I did!!! check this out.



















before









after









I can live without having the luminova ring glow. But until BALL comes out with a fix, I'll wear it like this! what do you think?


----------



## abouttime (Jul 16, 2008)

You know to be honest.. at first I thought it was a dumb idea to modify the watch like you described.... then I saw your photos and think it actually looks pretty cool.

ENJOY...


----------



## skillet (Apr 16, 2008)

What did you use. I have a black cow and that bezel annoys me. You might be onto something here.


----------



## Watcher205 (Apr 14, 2008)

A.B., I think that looks awesome. Would you mind sharing how you did it? I think a black bezel is more attractive than the faded-to-brown look that mine has.

Still love my MadCow but would like to spiff it up a little.


----------



## Balldy (Jan 14, 2009)

Great job - I think it looks better than the original!

Thinking...... Can you get a material that's black during the day but still lights up at night?

Balldy


----------



## scottw44 (Aug 16, 2006)

+1...the pics are quite cool looking.

WRITTEN INSTRUCTION:
Copy, word for word, the part of the watch bezel thread that begins with "## abouttime (Jul" and ends with "onto something here.".

STORED DATA:

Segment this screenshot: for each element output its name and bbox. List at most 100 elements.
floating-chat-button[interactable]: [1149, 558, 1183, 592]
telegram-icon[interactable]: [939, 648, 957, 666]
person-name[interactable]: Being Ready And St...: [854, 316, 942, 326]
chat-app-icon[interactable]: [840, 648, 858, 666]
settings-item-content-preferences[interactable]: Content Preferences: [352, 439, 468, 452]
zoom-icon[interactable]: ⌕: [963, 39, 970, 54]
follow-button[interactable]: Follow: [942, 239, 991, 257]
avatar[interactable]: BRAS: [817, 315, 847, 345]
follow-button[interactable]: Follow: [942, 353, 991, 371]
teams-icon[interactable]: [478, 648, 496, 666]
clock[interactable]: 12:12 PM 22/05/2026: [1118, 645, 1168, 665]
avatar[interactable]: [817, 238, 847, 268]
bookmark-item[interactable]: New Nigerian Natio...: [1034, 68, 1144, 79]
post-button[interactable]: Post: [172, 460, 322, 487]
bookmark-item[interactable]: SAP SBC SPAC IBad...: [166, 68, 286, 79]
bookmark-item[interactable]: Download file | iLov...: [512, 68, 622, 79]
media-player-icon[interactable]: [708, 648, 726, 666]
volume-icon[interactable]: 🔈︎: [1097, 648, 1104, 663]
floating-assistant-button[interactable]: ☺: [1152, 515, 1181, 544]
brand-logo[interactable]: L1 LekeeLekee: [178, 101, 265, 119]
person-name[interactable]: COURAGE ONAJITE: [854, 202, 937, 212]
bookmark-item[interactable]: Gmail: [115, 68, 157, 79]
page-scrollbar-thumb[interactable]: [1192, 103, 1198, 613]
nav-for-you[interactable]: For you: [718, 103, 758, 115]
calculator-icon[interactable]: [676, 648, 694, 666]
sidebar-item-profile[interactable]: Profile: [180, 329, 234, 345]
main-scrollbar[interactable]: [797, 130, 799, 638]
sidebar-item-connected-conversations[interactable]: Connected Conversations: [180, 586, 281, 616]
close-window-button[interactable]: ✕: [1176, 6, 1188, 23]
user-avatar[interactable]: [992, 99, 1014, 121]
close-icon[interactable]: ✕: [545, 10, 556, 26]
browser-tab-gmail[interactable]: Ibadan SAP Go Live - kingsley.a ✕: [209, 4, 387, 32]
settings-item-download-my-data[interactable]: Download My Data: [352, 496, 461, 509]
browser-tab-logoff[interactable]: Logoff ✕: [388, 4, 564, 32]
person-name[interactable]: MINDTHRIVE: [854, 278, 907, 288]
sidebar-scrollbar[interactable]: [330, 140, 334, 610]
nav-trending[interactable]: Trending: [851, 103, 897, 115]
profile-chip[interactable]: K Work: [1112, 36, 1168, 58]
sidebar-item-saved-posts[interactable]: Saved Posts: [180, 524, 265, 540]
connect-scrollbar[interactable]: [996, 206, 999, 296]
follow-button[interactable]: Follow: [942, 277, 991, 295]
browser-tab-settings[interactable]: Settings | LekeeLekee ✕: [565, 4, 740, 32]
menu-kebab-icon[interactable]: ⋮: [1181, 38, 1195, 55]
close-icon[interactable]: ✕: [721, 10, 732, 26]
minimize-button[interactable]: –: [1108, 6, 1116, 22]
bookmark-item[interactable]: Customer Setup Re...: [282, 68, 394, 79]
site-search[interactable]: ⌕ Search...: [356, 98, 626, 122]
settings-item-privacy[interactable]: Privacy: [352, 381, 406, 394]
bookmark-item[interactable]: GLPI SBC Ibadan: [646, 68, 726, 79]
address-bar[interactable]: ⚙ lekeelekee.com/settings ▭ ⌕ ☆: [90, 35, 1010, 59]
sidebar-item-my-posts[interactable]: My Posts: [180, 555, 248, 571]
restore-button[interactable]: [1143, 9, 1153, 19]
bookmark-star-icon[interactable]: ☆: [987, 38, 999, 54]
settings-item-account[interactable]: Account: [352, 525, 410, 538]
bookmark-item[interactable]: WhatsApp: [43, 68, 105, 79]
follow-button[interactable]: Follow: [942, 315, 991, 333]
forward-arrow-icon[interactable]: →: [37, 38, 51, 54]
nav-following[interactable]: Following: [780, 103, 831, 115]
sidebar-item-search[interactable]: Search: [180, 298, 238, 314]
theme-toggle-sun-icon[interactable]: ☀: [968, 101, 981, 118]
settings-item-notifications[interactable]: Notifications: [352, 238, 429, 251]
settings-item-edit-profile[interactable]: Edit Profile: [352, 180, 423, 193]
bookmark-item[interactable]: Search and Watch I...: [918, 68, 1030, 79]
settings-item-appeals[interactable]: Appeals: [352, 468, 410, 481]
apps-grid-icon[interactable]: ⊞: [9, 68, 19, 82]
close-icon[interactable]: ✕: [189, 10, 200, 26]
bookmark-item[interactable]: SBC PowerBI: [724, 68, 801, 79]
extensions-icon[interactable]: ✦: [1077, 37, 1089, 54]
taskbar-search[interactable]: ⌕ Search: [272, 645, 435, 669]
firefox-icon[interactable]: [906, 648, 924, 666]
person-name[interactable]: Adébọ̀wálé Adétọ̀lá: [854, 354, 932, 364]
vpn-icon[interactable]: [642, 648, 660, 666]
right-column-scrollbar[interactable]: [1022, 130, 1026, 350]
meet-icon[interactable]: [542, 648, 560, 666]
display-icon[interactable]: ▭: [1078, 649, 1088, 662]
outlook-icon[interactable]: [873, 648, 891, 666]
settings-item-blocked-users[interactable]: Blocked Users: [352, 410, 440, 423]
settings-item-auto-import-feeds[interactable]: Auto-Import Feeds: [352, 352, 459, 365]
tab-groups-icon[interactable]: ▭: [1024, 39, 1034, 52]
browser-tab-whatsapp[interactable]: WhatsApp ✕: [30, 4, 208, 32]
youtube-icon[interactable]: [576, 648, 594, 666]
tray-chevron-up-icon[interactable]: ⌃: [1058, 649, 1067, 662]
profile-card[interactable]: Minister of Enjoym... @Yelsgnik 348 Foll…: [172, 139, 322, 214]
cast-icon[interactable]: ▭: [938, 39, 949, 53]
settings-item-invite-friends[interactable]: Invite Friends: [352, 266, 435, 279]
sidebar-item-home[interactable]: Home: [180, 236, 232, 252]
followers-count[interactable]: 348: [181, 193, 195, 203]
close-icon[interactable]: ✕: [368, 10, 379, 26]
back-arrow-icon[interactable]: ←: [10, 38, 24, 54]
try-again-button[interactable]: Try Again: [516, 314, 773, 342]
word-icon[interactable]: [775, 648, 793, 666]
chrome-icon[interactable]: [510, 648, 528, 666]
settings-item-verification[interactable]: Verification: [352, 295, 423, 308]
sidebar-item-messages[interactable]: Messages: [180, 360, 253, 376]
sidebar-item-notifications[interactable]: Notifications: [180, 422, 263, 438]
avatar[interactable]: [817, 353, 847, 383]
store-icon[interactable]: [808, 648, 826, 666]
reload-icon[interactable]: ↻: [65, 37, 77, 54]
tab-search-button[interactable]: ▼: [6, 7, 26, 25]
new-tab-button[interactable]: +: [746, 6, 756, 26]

THE RESULT:
## abouttime (Jul 16, 2008)

You know to be honest.. at first I thought it was a dumb idea to modify the watch like you described.... then I saw your photos and think it actually looks pretty cool.

ENJOY...


----------



## skillet (Apr 16, 2008)

What did you use. I have a black cow and that bezel annoys me. You might be onto something here.